* Input for this task *
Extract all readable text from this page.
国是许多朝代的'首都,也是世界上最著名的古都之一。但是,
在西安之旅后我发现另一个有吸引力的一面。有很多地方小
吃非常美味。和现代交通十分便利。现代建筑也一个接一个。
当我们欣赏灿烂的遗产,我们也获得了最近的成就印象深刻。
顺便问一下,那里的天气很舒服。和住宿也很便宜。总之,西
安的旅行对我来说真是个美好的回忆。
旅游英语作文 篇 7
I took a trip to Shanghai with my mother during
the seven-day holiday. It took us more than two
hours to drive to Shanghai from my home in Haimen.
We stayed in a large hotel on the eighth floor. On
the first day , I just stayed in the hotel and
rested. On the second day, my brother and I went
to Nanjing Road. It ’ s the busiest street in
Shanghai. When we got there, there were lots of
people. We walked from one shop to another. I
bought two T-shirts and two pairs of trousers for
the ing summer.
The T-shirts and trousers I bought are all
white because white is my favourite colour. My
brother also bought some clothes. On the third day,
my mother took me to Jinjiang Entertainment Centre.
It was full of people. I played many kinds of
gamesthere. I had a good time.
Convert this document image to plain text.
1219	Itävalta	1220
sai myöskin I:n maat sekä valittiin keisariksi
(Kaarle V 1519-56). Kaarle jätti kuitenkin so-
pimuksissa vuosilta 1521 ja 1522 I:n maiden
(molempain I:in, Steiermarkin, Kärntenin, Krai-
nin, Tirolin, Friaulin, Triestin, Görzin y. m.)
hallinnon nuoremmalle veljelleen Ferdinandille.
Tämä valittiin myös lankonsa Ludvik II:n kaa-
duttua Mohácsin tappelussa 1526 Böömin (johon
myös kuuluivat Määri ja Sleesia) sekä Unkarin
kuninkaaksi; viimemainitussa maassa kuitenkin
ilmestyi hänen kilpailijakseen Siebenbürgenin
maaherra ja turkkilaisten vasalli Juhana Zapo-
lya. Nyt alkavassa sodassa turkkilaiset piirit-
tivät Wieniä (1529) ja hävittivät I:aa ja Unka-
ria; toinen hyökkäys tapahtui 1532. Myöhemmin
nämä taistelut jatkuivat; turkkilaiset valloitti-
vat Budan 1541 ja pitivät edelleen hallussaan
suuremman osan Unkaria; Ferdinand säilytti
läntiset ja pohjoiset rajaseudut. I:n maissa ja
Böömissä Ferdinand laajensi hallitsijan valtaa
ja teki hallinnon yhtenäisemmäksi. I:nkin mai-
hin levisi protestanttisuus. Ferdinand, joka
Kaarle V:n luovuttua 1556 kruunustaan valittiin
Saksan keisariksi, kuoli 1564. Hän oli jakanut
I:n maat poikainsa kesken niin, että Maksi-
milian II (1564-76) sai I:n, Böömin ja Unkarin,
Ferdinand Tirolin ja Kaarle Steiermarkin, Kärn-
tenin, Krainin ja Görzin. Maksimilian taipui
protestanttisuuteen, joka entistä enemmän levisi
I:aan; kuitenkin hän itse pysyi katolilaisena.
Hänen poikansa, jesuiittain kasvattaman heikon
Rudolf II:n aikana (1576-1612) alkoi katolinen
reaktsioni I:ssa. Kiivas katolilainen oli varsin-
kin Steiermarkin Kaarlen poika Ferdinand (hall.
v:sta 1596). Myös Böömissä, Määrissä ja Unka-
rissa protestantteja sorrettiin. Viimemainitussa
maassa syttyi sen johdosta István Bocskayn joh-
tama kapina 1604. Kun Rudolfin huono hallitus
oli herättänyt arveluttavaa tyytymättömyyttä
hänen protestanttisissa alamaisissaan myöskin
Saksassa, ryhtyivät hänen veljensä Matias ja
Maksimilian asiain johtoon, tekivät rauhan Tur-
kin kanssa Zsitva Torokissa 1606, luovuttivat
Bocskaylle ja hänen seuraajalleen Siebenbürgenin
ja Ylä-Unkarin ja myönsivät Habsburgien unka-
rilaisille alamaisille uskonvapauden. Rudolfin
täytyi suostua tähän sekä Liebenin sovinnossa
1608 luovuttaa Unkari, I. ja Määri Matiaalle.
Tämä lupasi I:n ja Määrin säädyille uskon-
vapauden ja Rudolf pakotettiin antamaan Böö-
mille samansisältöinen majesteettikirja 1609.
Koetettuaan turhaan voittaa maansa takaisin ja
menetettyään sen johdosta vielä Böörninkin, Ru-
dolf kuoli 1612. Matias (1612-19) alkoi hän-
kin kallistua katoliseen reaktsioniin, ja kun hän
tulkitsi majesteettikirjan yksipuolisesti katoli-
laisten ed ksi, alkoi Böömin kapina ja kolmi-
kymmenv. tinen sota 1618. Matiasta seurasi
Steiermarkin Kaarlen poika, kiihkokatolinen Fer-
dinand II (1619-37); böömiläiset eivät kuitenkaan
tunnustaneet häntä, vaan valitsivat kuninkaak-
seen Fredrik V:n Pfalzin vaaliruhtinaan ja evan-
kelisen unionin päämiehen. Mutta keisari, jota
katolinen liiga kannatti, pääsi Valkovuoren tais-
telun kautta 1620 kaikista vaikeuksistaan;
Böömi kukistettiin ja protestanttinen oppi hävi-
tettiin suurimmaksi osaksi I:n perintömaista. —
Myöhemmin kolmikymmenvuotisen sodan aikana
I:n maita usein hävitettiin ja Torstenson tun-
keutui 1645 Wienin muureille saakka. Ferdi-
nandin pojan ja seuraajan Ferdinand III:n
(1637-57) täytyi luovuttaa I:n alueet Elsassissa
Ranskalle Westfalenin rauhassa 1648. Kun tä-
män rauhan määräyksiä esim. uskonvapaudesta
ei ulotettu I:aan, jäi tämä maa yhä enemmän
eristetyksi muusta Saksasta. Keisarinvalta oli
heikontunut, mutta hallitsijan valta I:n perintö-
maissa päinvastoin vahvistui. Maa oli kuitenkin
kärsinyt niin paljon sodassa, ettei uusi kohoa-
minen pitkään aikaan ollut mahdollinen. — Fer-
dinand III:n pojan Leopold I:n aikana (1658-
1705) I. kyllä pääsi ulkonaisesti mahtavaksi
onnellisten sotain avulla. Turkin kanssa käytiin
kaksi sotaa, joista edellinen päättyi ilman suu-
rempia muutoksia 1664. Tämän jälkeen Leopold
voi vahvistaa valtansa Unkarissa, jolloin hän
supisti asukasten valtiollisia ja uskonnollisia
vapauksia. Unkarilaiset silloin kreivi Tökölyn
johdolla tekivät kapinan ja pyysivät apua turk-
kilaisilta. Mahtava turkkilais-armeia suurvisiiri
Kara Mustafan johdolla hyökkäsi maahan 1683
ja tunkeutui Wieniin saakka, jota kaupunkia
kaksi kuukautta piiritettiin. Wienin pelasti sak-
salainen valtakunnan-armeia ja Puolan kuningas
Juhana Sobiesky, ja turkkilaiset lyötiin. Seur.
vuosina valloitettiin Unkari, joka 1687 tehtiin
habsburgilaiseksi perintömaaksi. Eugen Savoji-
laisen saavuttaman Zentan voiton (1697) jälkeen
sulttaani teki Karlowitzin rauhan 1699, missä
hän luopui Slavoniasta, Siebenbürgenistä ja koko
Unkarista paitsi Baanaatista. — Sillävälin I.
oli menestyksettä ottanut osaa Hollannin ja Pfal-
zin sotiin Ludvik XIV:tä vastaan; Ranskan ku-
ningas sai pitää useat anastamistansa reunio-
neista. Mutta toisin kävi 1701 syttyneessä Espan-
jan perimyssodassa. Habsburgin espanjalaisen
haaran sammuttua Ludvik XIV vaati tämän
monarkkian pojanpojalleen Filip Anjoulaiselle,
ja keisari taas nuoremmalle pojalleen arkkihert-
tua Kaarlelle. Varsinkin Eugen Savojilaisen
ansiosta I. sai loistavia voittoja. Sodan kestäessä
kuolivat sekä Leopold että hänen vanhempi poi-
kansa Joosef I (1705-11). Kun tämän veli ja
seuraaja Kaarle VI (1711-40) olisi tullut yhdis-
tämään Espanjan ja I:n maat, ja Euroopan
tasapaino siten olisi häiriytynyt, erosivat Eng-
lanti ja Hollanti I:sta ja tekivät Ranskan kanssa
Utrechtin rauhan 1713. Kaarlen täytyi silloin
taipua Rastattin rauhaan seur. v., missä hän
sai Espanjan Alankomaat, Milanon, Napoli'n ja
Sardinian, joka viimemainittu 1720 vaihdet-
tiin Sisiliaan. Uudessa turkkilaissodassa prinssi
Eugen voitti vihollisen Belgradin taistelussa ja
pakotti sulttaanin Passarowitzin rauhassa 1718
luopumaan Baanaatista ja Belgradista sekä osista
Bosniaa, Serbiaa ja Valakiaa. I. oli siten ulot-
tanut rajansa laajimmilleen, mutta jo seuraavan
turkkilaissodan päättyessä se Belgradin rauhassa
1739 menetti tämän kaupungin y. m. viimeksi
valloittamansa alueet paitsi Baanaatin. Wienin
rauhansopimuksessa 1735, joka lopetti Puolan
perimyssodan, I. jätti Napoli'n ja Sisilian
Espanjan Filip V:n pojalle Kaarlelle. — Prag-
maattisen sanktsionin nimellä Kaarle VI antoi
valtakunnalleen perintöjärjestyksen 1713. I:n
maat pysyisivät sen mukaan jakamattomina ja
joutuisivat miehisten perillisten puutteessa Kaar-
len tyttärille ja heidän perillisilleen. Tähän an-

* The request *
For each line in the data above that contains the string "Belgradin", extract the line.

* Result of the task *
Eugen voitti vihollisen Belgradin taistelussa ja
turkkilaissodan päättyessä se Belgradin rauhassa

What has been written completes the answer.